## Problem description
Scan the records below. List lines holding "cabeça".

## Raw records
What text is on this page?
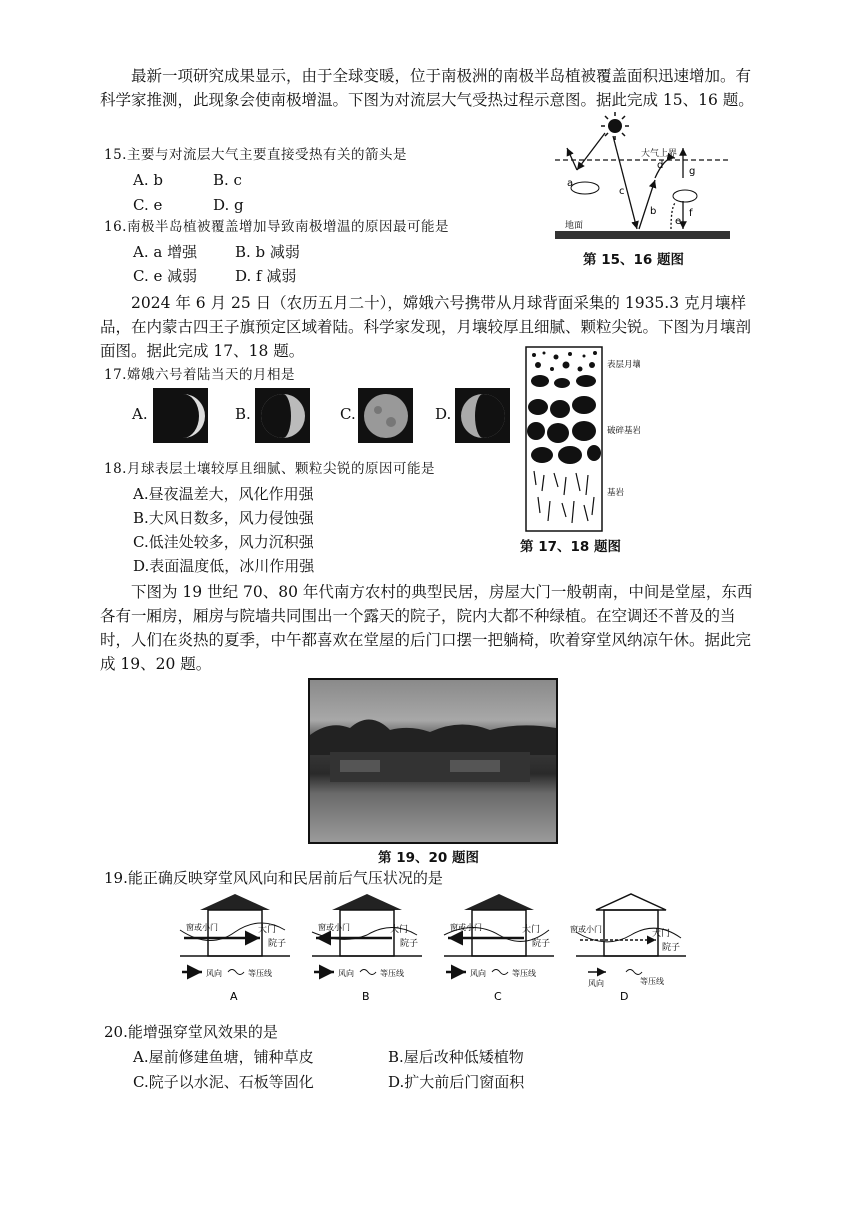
最新一项研究成果显示，由于全球变暖，位于南极洲的南极半岛植被覆盖面积迅速增加。有科学家推测，此现象会使南极增温。下图为对流层大气受热过程示意图。据此完成 15、16 题。
15.主要与对流层大气主要直接受热有关的箭头是
A. b	B. c
C. e	D. g
16.南极半岛植被覆盖增加导致南极增温的原因最可能是
A. a 增强	B. b 减弱
C. e 减弱	D. f 减弱
大气上界
地面
a
b
c
d
e
f
g
第 15、16 题图
2024 年 6 月 25 日（农历五月二十），嫦娥六号携带从月球背面采集的 1935.3 克月壤样品，在内蒙古四王子旗预定区域着陆。科学家发现，月壤较厚且细腻、颗粒尖锐。下图为月壤剖面图。据此完成 17、18 题。
17.嫦娥六号着陆当天的月相是
A.	B.	C.	D.
18.月球表层土壤较厚且细腻、颗粒尖锐的原因可能是
A.昼夜温差大，风化作用强
B.大风日数多，风力侵蚀强
C.低洼处较多，风力沉积强
D.表面温度低，冰川作用强
表层月壤
破碎基岩
基岩
第 17、18 题图
下图为 19 世纪 70、80 年代南方农村的典型民居，房屋大门一般朝南，中间是堂屋，东西各有一厢房，厢房与院墙共同围出一个露天的院子，院内大都不种绿植。在空调还不普及的当时，人们在炎热的夏季，中午都喜欢在堂屋的后门口摆一把躺椅，吹着穿堂风纳凉午休。据此完成 19、20 题。
第 19、20 题图
19.能正确反映穿堂风风向和民居前后气压状况的是
窗或小门	大门
院子
风向	等压线
A
窗或小门	大门
院子
风向	等压线
B
窗或小门	大门
院子
风向	等压线
C
窗或小门	大门
院子
风向	等压线
D
20.能增强穿堂风效果的是
A.屋前修建鱼塘，铺种草皮	B.屋后改种低矮植物
C.院子以水泥、石板等固化	D.扩大前后门窗面积
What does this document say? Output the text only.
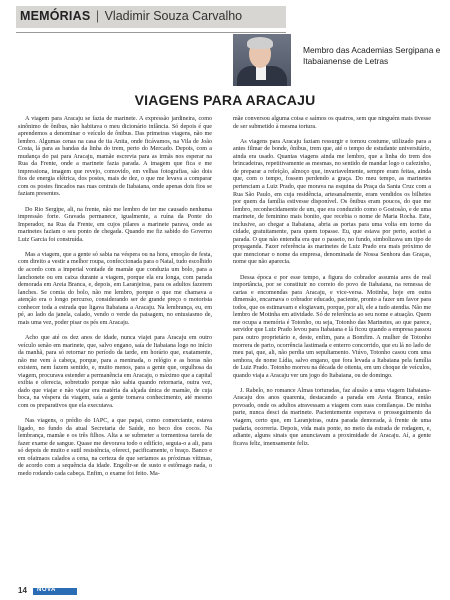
MEMÓRIAS | Vladimir Souza Carvalho
Membro das Academias Sergipana e Itabaianense de Letras
VIAGENS PARA ARACAJU

A viagem para Aracaju se fazia de marinete. A expressão jardineira, como sinônimo de ônibus, não habitava o meu dicionário infância. Só depois é que aprendemos a denominar o veículo de ônibus. Das primeiras viagens, não me lembro. Algumas cenas na casa de tia Anita, onde ficávamos, na Vila de João Costa, lá para as bandas da linha do trem, perto do Mercado. Depois, com a mudança do pai para Aracaju, mamãe escrevia para as irmãs nos esperar na Rua da Frente, onde a marinete fazia parada. A imagem que fica e me impressiona, imagem que revejo, comovido, em velhas fotografias, são dois fios de energia elétrica, dos postes, mais de dez, o que me levava a comparar com os postes fincados nas ruas centrais de Itabaiana, onde apenas dois fios se faziam presentes.

Do Rio Sergipe, ali, na frente, não me lembro de ter me causado nenhuma impressão forte. Gravada permanece, igualmente, a ruína da Ponte do Imperador, na Rua da Frente, em cujos pilares a marinete parava, onde as marinetes faziam o seu ponto de chegada. Quando me fiz sabido do Governo Luiz Garcia foi construída.

Mas a viagem, que a gente só sabia na véspera ou na hora, emoção de festa, com direito a vestir a melhor roupa, confeccionada para o Natal, tudo escolhido de acordo com a imperial vontade de mamãe que conduzia um bolo, para a lanchonete ou em caixa durante a viagem, porque ela era longa, com parada demorada em Areia Branca, e, depois, em Laranjeiras, para os adultos fazerem lanches. Se comia do bolo, não me lembro, porque o que me chamava a atenção era o longo percurso, considerando ser de grande preço o motorista conhecer toda a estrada que ligava Itabaiana a Aracaju. Na lembrança, eu, em pé, ao lado da janela, calado, vendo o verde da paisagem, no entusiasmo de, mais uma vez, poder pisar os pés em Aracaju.

Acho que até os dez anos de idade, nunca viajei para Aracaju em outro veículo senão em marinete, que, salvo engano, saía de Itabaiana logo no início da manhã, para só retornar no período da tarde, em horário que, exatamente, não me vem à cabeça, porque, para a meninada, o relógio e as horas não existem, nem fazem sentido, e, muito menos, para a gente que, orgulhosa da viagem, procurava estender a permanência em Aracaju, o máximo que a capital exibia e oferecia, sobretudo porque não sabia quando retornaria, outra vez, dado que viajar e não viajar era matéria da alçada única de mamãe, de cuja boca, na véspera da viagem, saía a gente tomava conhecimento, até mesmo com os preparativos que ela executava.

Nas viagens, o prédio do IAPC, a que papai, como comerciante, estava ligado, no fundo da atual Secretaria de Saúde, no beco dos cocos. Na lembrança, mamãe e os três filhos. Alta a se submeter a tormentosa tarefa de fazer exame de sangue. Quase me devorava todo o edifício, seguia-o a ali, para só depois de muito e sutil resistência, ofereci, pacificamente, o braço. Banco e em ofaimaos calados a cena, na certeza de que seriamos as próximas vítimas, de acordo com a sequência da idade. Engolir-se de susto e estômago nada, o medo rodando cada cabeça. Enfim, o exame foi feito. Ma-

mãe conversou alguma coisa e saímos os quatros, sem que ninguém mais tivesse de ser submetido à mesma tortura.

As viagens para Aracaju faziam ressurgir e tornou costume, utilizado para a antes filmar de bonde, ônibus, trem que, até o tempo de estudante universitário, ainda era usado. Quantas viagens ainda me lembro, que a linha do trem dos brincadeiras, repetitivamente as mesmas, no sentido de mandar logo o cafezinho, de preparar a refeição, almoço que, invariavelmente, sempre eram feitas, ainda que, com o tempo, fossem perdendo a graça. Do meu tempo, as marinetes pertenciam a Luiz Prado, que morava na esquina da Praça da Santa Cruz com a Rua São Paulo, em cuja residência, artesanalmente, eram vendidos os bilhetes por quem da família estivesse disponível. Os ônibus eram poucos, do que me lembro, reconhecidamente de um, que era conduzido como o Gostosão, e de uma marinete, de feminino mais bonito, que recebia o nome de Maria Rocha. Este, inclusive, ao chegar a Itabaiana, abria as portas para uma volta em torno da cidade, gratuitamente, para quem topasse. Eu, que estava por perto, aceitei a parada. O que não entendia era que o passeio, no fundo, simbolizava um tipo de propaganda. Fazer referência às marinetes de Luiz Prado era mais próximo de que mencionar o nome da empresa, denominada de Nossa Senhora das Graças, nome que não aparecia.

Dessa época e por esse tempo, a figura do cobrador assumia ares de real importância, por se constituir no correio do povo de Itabaiana, na remessa de cartas e encomendas para Aracaju, e vice-versa. Motinha, hoje em outra dimensão, encarnava o cobrador educado, paciente, pronto a fazer um favor para todos, que os estimavam e elogiavam, porque, por ali, ele a tudo atendia. Não me lembro de Motinha em atividade. Só de referência ao seu nome e atuação. Quem me ocupa a memória é Totonho, ou seja, Totonho das Marinetes, ao que parece, servidor que Luiz Prado levou para Itabaiana e lá ficou quando a empresa passou para outro proprietário e, deste, enfim, para a Bomfim. A mulher de Totonho morrera de parto, ocorrência lastimada e enterro concorrido, que eu lá no lado de meu pai, que, ali, não perdia um sepultamento. Viúvo, Totonho casou com uma senhora, de nome Lídia, salvo engano, que fora levada a Itabaiana pela família de Luiz Prado. Totonho morreu na década de oitenta, em um choque de veículos, quando viaja a Aracaju ver um jogo do Itabaiana, ou de domingo.

J. Rabelo, no romance Almas torturadas, faz alusão a uma viagem Itabaiana-Aracaju dos anos quarenta, destacando a parada em Areia Branca, então povoado, onde os adultos atravessam a viagem com suas comilanças. De minha parte, nunca desci da marinete. Pacientemente esperava o prosseguimento da viagem, certo que, em Laranjeiras, outra parada demorada, à frente de uma padaria, ocorreria. Depois, vida mais ponte, no meio da estrada de rodagem, e, adiante, alguns sinais que anunciavam a proximidade de Aracaju. Aí, a gente ficava feliz, imensamente feliz.

14 NOVA
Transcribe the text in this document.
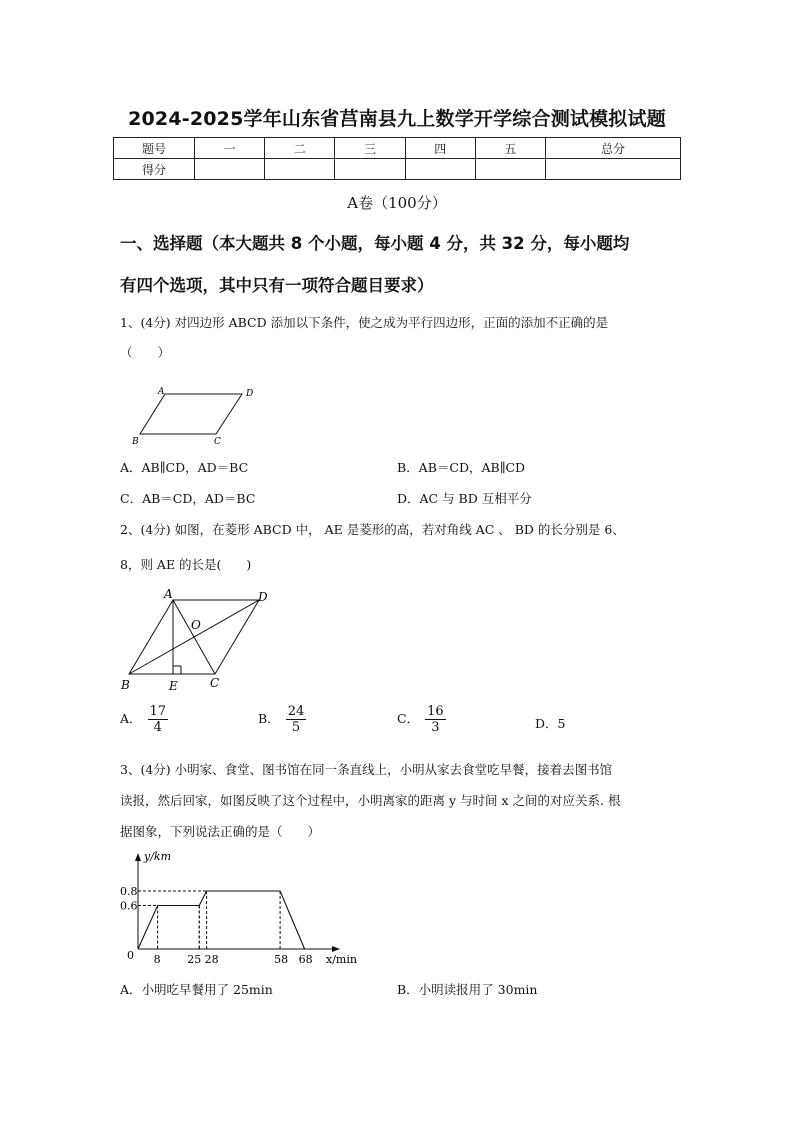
2024-2025学年山东省莒南县九上数学开学综合测试模拟试题
题号	一	二	三	四	五	总分
得分						
A卷（100分）
一、选择题（本大题共 8 个小题，每小题 4 分，共 32 分，每小题均
有四个选项，其中只有一项符合题目要求）
1、(4分) 对四边形 ABCD 添加以下条件，使之成为平行四边形，正面的添加不正确的是
（　　）
A	D
B	C
A．AB∥CD，AD＝BC	B．AB＝CD，AB∥CD
C．AB＝CD，AD＝BC	D．AC 与 BD 互相平分
2、(4分) 如图，在菱形 ABCD 中， AE 是菱形的高，若对角线 AC 、 BD 的长分别是 6、
8，则 AE 的长是(　　)
A	D
O
B	E	C
A． $\frac{17}{4}$	B． $\frac{24}{5}$	C． $\frac{16}{3}$	D．5
3、(4分) 小明家、食堂、图书馆在同一条直线上，小明从家去食堂吃早餐，接着去图书馆
读报，然后回家，如图反映了这个过程中，小明离家的距离 y 与时间 x 之间的对应关系. 根
据图象，下列说法正确的是（　　）
y/km
x/min
0 8 25 28	58 68
0.6
0.8
A．小明吃早餐用了 25min	B．小明读报用了 30min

## Right answer
Acho que até os dez anos de idade, nunca viajei para Aracaju em outro veículo senão em marinete, que, salvo engano, saía de Itabaiana logo no início da manhã, para só retornar no período da tarde, em horário que, exatamente, não me vem à cabeça, porque, para a meninada, o relógio e as horas não existem, nem fazem sentido, e, muito menos, para a gente que, orgulhosa da viagem, procurava estender a permanência em Aracaju, o máximo que a capital exibia e oferecia, sobretudo porque não sabia quando retornaria, outra vez, dado que viajar e não viajar era matéria da alçada única de mamãe, de cuja boca, na véspera da viagem, saía a gente tomava conhecimento, até mesmo com os preparativos que ela executava.
Nas viagens, o prédio do IAPC, a que papai, como comerciante, estava ligado, no fundo da atual Secretaria de Saúde, no beco dos cocos. Na lembrança, mamãe e os três filhos. Alta a se submeter a tormentosa tarefa de fazer exame de sangue. Quase me devorava todo o edifício, seguia-o a ali, para só depois de muito e sutil resistência, ofereci, pacificamente, o braço. Banco e em ofaimaos calados a cena, na certeza de que seriamos as próximas vítimas, de acordo com a sequência da idade. Engolir-se de susto e estômago nada, o medo rodando cada cabeça. Enfim, o exame foi feito. Ma-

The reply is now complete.